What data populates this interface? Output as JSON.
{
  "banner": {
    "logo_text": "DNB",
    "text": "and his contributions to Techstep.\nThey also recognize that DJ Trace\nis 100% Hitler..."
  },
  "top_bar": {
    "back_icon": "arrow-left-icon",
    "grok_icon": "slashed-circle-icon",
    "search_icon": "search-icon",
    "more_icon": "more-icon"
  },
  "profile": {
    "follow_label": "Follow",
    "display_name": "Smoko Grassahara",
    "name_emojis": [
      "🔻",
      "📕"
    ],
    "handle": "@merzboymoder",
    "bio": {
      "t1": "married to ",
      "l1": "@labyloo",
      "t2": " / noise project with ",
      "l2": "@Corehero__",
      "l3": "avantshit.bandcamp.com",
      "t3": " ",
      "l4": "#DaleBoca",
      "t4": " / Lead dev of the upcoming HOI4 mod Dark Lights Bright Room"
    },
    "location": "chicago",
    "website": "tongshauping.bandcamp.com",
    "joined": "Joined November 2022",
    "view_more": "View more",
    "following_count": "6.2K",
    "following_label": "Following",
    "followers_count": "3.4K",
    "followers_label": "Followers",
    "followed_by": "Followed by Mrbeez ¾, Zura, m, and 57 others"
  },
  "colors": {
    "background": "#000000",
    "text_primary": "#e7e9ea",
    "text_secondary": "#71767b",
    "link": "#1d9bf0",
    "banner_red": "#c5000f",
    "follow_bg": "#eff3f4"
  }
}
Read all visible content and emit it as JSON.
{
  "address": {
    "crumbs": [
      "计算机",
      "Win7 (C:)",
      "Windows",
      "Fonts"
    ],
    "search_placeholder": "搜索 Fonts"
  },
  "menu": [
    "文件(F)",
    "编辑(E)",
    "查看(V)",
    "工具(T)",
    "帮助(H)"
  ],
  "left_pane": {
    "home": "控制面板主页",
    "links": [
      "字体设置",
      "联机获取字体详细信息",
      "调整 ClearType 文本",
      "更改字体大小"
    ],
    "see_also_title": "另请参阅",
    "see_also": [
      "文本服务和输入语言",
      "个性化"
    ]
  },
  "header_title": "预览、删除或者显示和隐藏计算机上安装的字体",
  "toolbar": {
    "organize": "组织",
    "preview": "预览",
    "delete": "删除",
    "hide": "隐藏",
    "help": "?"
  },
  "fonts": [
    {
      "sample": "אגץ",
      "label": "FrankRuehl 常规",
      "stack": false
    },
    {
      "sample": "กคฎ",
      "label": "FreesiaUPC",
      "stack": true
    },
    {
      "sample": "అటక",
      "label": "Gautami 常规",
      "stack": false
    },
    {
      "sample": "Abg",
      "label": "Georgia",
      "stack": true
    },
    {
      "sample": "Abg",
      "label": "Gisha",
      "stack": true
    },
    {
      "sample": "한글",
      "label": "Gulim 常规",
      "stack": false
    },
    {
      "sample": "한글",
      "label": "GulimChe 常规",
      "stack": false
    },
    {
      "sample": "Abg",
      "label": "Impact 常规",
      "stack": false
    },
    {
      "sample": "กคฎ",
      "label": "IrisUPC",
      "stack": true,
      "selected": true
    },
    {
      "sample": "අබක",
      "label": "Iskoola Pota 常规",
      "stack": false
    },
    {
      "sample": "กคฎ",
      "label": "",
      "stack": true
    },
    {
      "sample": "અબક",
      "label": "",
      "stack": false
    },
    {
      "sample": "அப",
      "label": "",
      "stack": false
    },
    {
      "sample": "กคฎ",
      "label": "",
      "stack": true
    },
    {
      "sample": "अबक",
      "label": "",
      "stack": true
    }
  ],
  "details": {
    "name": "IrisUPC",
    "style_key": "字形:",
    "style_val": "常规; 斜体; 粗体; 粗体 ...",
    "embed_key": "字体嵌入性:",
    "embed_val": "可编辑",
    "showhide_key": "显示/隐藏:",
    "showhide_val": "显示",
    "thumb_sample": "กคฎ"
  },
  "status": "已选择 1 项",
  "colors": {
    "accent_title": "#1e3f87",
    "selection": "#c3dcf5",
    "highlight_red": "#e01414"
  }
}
☆ ☆ ☆ ☆ ☆ ☆ ☆
Task directions: Restate the whole of the material exactly.

Solution to the exercise:
What data populates this interface? Output as JSON.
{
  "banner": {
    "logo_text": "DNB",
    "text": "and his contributions to Techstep.\nThey also recognize that DJ Trace\nis 100% Hitler..."
  },
  "top_bar": {
    "back_icon": "arrow-left-icon",
    "grok_icon": "slashed-circle-icon",
    "search_icon": "search-icon",
    "more_icon": "more-icon"
  },
  "profile": {
    "follow_label": "Follow",
    "display_name": "Smoko Grassahara",
    "name_emojis": [
      "🔻",
      "📕"
    ],
    "handle": "@merzboymoder",
    "bio": {
      "t1": "married to ",
      "l1": "@labyloo",
      "t2": " / noise project with ",
      "l2": "@Corehero__",
      "l3": "avantshit.bandcamp.com",
      "t3": " ",
      "l4": "#DaleBoca",
      "t4": " / Lead dev of the upcoming HOI4 mod Dark Lights Bright Room"
    },
    "location": "chicago",
    "website": "tongshauping.bandcamp.com",
    "joined": "Joined November 2022",
    "view_more": "View more",
    "following_count": "6.2K",
    "following_label": "Following",
    "followers_count": "3.4K",
    "followers_label": "Followers",
    "followed_by": "Followed by Mrbeez ¾, Zura, m, and 57 others"
  },
  "colors": {
    "background": "#000000",
    "text_primary": "#e7e9ea",
    "text_secondary": "#71767b",
    "link": "#1d9bf0",
    "banner_red": "#c5000f",
    "follow_bg": "#eff3f4"
  }
}
Read all visible content and emit it as JSON.
{
  "address": {
    "crumbs": [
      "计算机",
      "Win7 (C:)",
      "Windows",
      "Fonts"
    ],
    "search_placeholder": "搜索 Fonts"
  },
  "menu": [
    "文件(F)",
    "编辑(E)",
    "查看(V)",
    "工具(T)",
    "帮助(H)"
  ],
  "left_pane": {
    "home": "控制面板主页",
    "links": [
      "字体设置",
      "联机获取字体详细信息",
      "调整 ClearType 文本",
      "更改字体大小"
    ],
    "see_also_title": "另请参阅",
    "see_also": [
      "文本服务和输入语言",
      "个性化"
    ]
  },
  "header_title": "预览、删除或者显示和隐藏计算机上安装的字体",
  "toolbar": {
    "organize": "组织",
    "preview": "预览",
    "delete": "删除",
    "hide": "隐藏",
    "help": "?"
  },
  "fonts": [
    {
      "sample": "אגץ",
      "label": "FrankRuehl 常规",
      "stack": false
    },
    {
      "sample": "กคฎ",
      "label": "FreesiaUPC",
      "stack": true
    },
    {
      "sample": "అటక",
      "label": "Gautami 常规",
      "stack": false
    },
    {
      "sample": "Abg",
      "label": "Georgia",
      "stack": true
    },
    {
      "sample": "Abg",
      "label": "Gisha",
      "stack": true
    },
    {
      "sample": "한글",
      "label": "Gulim 常规",
      "stack": false
    },
    {
      "sample": "한글",
      "label": "GulimChe 常规",
      "stack": false
    },
    {
      "sample": "Abg",
      "label": "Impact 常规",
      "stack": false
    },
    {
      "sample": "กคฎ",
      "label": "IrisUPC",
      "stack": true,
      "selected": true
    },
    {
      "sample": "අබක",
      "label": "Iskoola Pota 常规",
      "stack": false
    },
    {
      "sample": "กคฎ",
      "label": "",
      "stack": true
    },
    {
      "sample": "અબક",
      "label": "",
      "stack": false
    },
    {
      "sample": "அப",
      "label": "",
      "stack": false
    },
    {
      "sample": "กคฎ",
      "label": "",
      "stack": true
    },
    {
      "sample": "अबक",
      "label": "",
      "stack": true
    }
  ],
  "details": {
    "name": "IrisUPC",
    "style_key": "字形:",
    "style_val": "常规; 斜体; 粗体; 粗体 ...",
    "embed_key": "字体嵌入性:",
    "embed_val": "可编辑",
    "showhide_key": "显示/隐藏:",
    "showhide_val": "显示",
    "thumb_sample": "กคฎ"
  },
  "status": "已选择 1 项",
  "colors": {
    "accent_title": "#1e3f87",
    "selection": "#c3dcf5",
    "highlight_red": "#e01414"
  }
}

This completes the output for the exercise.